__WORK INSTRUCTIONS__
Copy every line of the listing that holds the string "color".

== PROVIDED DATA ==

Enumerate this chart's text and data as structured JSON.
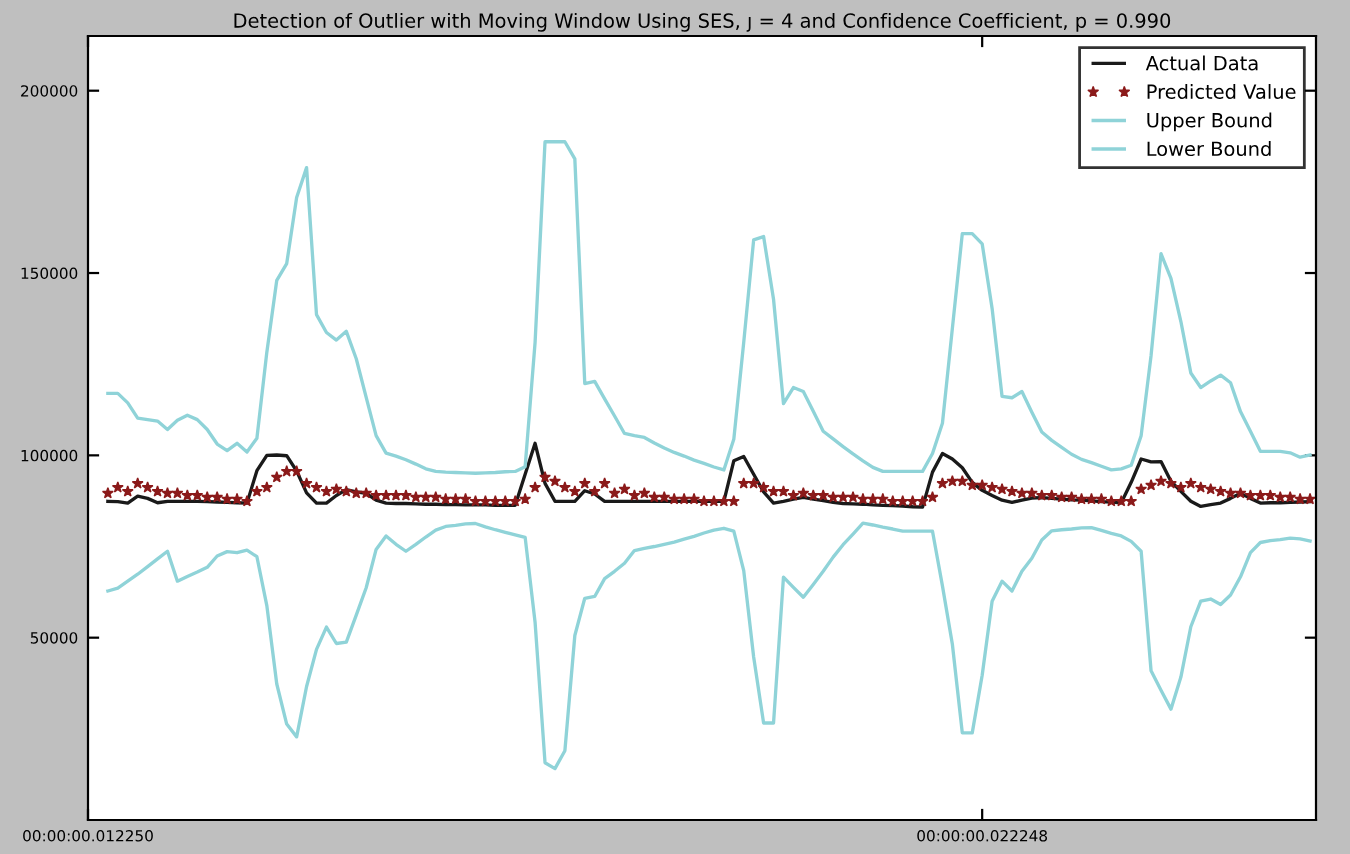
{
  "chart_data": {
    "type": "line",
    "title": "Detection of Outlier with Moving Window Using SES, ȷ = 4 and Confidence Coefficient, p = 0.990",
    "categories": [
      "00:00:00.012250",
      null,
      null,
      null,
      null,
      null,
      null,
      null,
      null,
      null,
      null,
      null,
      null,
      null,
      null,
      null,
      null,
      null,
      null,
      null,
      null,
      null,
      null,
      null,
      null,
      null,
      null,
      null,
      null,
      null,
      null,
      null,
      null,
      null,
      null,
      null,
      null,
      null,
      null,
      null,
      null,
      null,
      null,
      null,
      null,
      null,
      null,
      null,
      null,
      null,
      null,
      null,
      null,
      null,
      null,
      null,
      null,
      null,
      null,
      null,
      null,
      null,
      null,
      null,
      null,
      null,
      null,
      null,
      null,
      null,
      null,
      null,
      null,
      null,
      null,
      null,
      null,
      null,
      null,
      null,
      null,
      null,
      null,
      null,
      null,
      null,
      null,
      null,
      null,
      null,
      "00:00:00.022248",
      null,
      null,
      null,
      null,
      null,
      null,
      null,
      null,
      null,
      null,
      null,
      null,
      null,
      null,
      null,
      null,
      null,
      null,
      null,
      null,
      null,
      null,
      null,
      null,
      null,
      null,
      null,
      null,
      null,
      null,
      null,
      null,
      null
    ],
    "ylim": [
      0,
      215000
    ],
    "yticks": [
      50000,
      100000,
      150000,
      200000
    ],
    "grid": false,
    "legend": "top right",
    "series": [
      {
        "name": "Actual Data",
        "type": "line",
        "color": "#1a1a1a",
        "values": [
          null,
          null,
          87400,
          87300,
          86900,
          88800,
          88200,
          87000,
          87400,
          87400,
          87400,
          87400,
          87300,
          87200,
          87100,
          87000,
          86900,
          95800,
          100000,
          100100,
          99900,
          95700,
          89700,
          86900,
          86900,
          89000,
          90600,
          90000,
          89600,
          87700,
          86900,
          86800,
          86800,
          86700,
          86600,
          86600,
          86500,
          86500,
          86400,
          86400,
          86400,
          86300,
          86300,
          86300,
          94800,
          103300,
          92300,
          87400,
          87400,
          87400,
          90300,
          89400,
          87400,
          87400,
          87400,
          87400,
          87400,
          87400,
          87400,
          87400,
          87400,
          87400,
          87400,
          87400,
          87400,
          98500,
          99700,
          94800,
          90000,
          86900,
          87400,
          88000,
          88500,
          88000,
          87600,
          87100,
          86800,
          86700,
          86600,
          86400,
          86300,
          86200,
          86100,
          85900,
          85800,
          95400,
          100500,
          99000,
          96600,
          92600,
          90400,
          89000,
          87700,
          87100,
          87700,
          88300,
          88400,
          88200,
          88000,
          87800,
          87700,
          87500,
          87300,
          87200,
          87000,
          92600,
          99000,
          98200,
          98300,
          92900,
          90100,
          87400,
          86000,
          86500,
          86900,
          88200,
          89600,
          88200,
          86900,
          87000,
          87000,
          87100,
          87200,
          87300
        ]
      },
      {
        "name": "Predicted Value",
        "type": "scatter",
        "marker": "star",
        "color": "#8b1a1a",
        "values": [
          null,
          null,
          89600,
          91200,
          90100,
          92300,
          91200,
          90100,
          89600,
          89600,
          89000,
          89000,
          88500,
          88500,
          88000,
          88000,
          87400,
          90100,
          91200,
          94000,
          95600,
          95600,
          92300,
          91200,
          90100,
          90700,
          90100,
          89600,
          89600,
          89000,
          89000,
          89000,
          89000,
          88500,
          88500,
          88500,
          88000,
          88000,
          88000,
          87400,
          87400,
          87400,
          87400,
          87400,
          88000,
          91200,
          94000,
          92900,
          91200,
          90100,
          92300,
          90100,
          92300,
          89600,
          90700,
          89000,
          89600,
          88500,
          88500,
          88000,
          88000,
          88000,
          87400,
          87400,
          87400,
          87400,
          92300,
          92300,
          91200,
          90100,
          90100,
          89000,
          89600,
          89000,
          89000,
          88500,
          88500,
          88500,
          88000,
          88000,
          88000,
          87400,
          87400,
          87400,
          87400,
          88500,
          92300,
          92900,
          92900,
          91800,
          91800,
          91200,
          90700,
          90100,
          89600,
          89600,
          89000,
          89000,
          88500,
          88500,
          88000,
          88000,
          88000,
          87400,
          87400,
          87400,
          90700,
          91800,
          92900,
          92300,
          91200,
          92300,
          91200,
          90700,
          90100,
          89600,
          89600,
          89000,
          89000,
          89000,
          88500,
          88500,
          88000,
          88000
        ]
      },
      {
        "name": "Upper Bound",
        "type": "line",
        "color": "#8fd3d8",
        "values": [
          null,
          null,
          117000,
          117000,
          114400,
          110200,
          109800,
          109400,
          107100,
          109600,
          111000,
          109800,
          107100,
          103100,
          101300,
          103300,
          100900,
          104700,
          128300,
          148000,
          152600,
          170700,
          178900,
          138600,
          133700,
          131600,
          134000,
          126500,
          115900,
          105400,
          100600,
          99800,
          98800,
          97600,
          96300,
          95600,
          95400,
          95300,
          95200,
          95100,
          95200,
          95300,
          95500,
          95600,
          96900,
          131000,
          186000,
          186000,
          186000,
          181300,
          119700,
          120300,
          115500,
          110800,
          106000,
          105400,
          104900,
          103400,
          102000,
          100800,
          99800,
          98700,
          97800,
          96800,
          96000,
          104400,
          131000,
          159100,
          160000,
          142800,
          114200,
          118600,
          117500,
          112100,
          106600,
          104500,
          102400,
          100400,
          98500,
          96700,
          95600,
          95600,
          95600,
          95600,
          95600,
          100500,
          108800,
          134800,
          160800,
          160800,
          158000,
          140300,
          116200,
          115800,
          117500,
          111800,
          106400,
          104100,
          102200,
          100300,
          98900,
          98000,
          97000,
          96000,
          96300,
          97300,
          105400,
          127400,
          155300,
          148500,
          136700,
          122600,
          118600,
          120400,
          122000,
          119900,
          112000,
          106600,
          101100,
          101100,
          101100,
          100700,
          99500,
          100100
        ]
      },
      {
        "name": "Lower Bound",
        "type": "line",
        "color": "#8fd3d8",
        "values": [
          null,
          null,
          62800,
          63600,
          65500,
          67400,
          69500,
          71600,
          73700,
          65500,
          66800,
          68000,
          69300,
          72400,
          73600,
          73300,
          74000,
          72200,
          58800,
          37300,
          26300,
          22800,
          36600,
          46800,
          52900,
          48400,
          48800,
          56200,
          63700,
          74200,
          77900,
          75600,
          73700,
          75600,
          77600,
          79500,
          80500,
          80800,
          81200,
          81300,
          80400,
          79600,
          78900,
          78200,
          77500,
          54200,
          15700,
          14100,
          19000,
          50600,
          60800,
          61300,
          66200,
          68200,
          70400,
          73900,
          74500,
          75000,
          75600,
          76200,
          77000,
          77800,
          78700,
          79500,
          80000,
          79200,
          68400,
          44700,
          26600,
          26600,
          66600,
          63800,
          61100,
          64600,
          68200,
          72100,
          75500,
          78400,
          81400,
          80900,
          80300,
          79800,
          79200,
          79200,
          79200,
          79200,
          64200,
          48200,
          23900,
          23900,
          39700,
          60000,
          65500,
          62800,
          68200,
          71800,
          76800,
          79300,
          79600,
          79800,
          80100,
          80200,
          79400,
          78600,
          77900,
          76400,
          73700,
          40900,
          35600,
          30400,
          39200,
          53000,
          60000,
          60600,
          59100,
          61700,
          66700,
          73300,
          76100,
          76600,
          76900,
          77300,
          77100,
          76500
        ]
      }
    ]
  }
}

===

__WRITTEN SOLUTION__
        "color": "#1a1a1a",
        "color": "#8b1a1a",
        "color": "#8fd3d8",
        "color": "#8fd3d8",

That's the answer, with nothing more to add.